WRITTEN REQUEST:
Repeat every entry word for word, skipping the pictures.

________________________________________

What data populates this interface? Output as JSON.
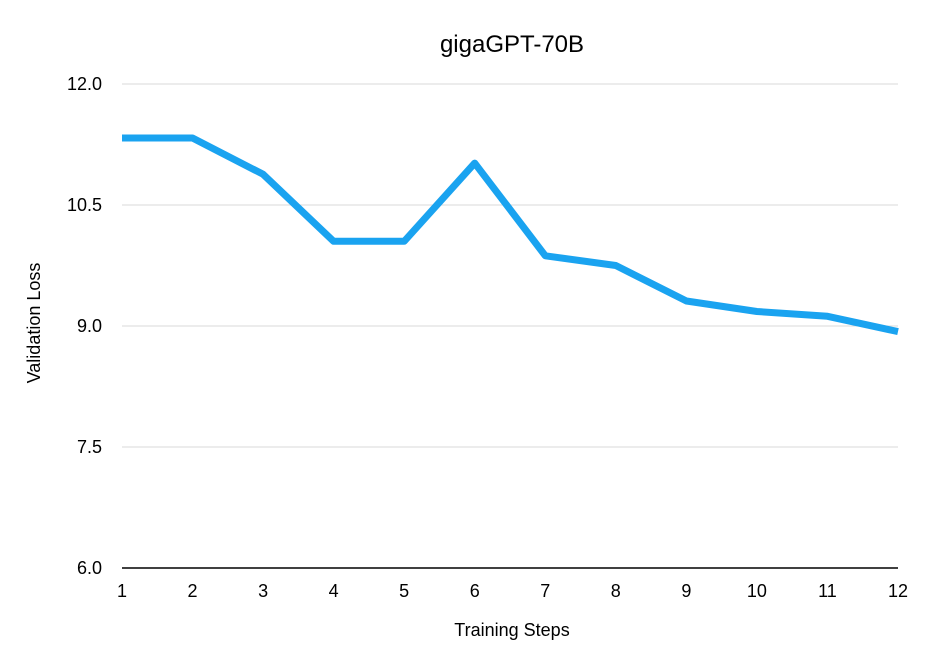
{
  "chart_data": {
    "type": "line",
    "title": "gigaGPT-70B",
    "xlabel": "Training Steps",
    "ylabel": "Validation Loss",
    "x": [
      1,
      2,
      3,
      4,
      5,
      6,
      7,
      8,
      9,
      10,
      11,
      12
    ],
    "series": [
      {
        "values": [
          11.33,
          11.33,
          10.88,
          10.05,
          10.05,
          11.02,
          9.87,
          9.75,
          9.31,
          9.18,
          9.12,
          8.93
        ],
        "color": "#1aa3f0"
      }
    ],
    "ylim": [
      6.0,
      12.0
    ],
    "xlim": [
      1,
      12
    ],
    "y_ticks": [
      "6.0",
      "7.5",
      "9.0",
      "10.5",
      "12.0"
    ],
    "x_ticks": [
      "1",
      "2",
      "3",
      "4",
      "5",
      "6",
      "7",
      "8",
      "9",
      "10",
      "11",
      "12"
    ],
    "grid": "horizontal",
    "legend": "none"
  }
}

________________________________________

RESULT OF THIS TASK:
What data populates this interface? Output as JSON.
{
  "chart_data": {
    "type": "line",
    "title": "gigaGPT-70B",
    "xlabel": "Training Steps",
    "ylabel": "Validation Loss",
    "x": [
      1,
      2,
      3,
      4,
      5,
      6,
      7,
      8,
      9,
      10,
      11,
      12
    ],
    "series": [
      {
        "values": [
          11.33,
          11.33,
          10.88,
          10.05,
          10.05,
          11.02,
          9.87,
          9.75,
          9.31,
          9.18,
          9.12,
          8.93
        ],
        "color": "#1aa3f0"
      }
    ],
    "ylim": [
      6.0,
      12.0
    ],
    "xlim": [
      1,
      12
    ],
    "y_ticks": [
      "6.0",
      "7.5",
      "9.0",
      "10.5",
      "12.0"
    ],
    "x_ticks": [
      "1",
      "2",
      "3",
      "4",
      "5",
      "6",
      "7",
      "8",
      "9",
      "10",
      "11",
      "12"
    ],
    "grid": "horizontal",
    "legend": "none"
  }
}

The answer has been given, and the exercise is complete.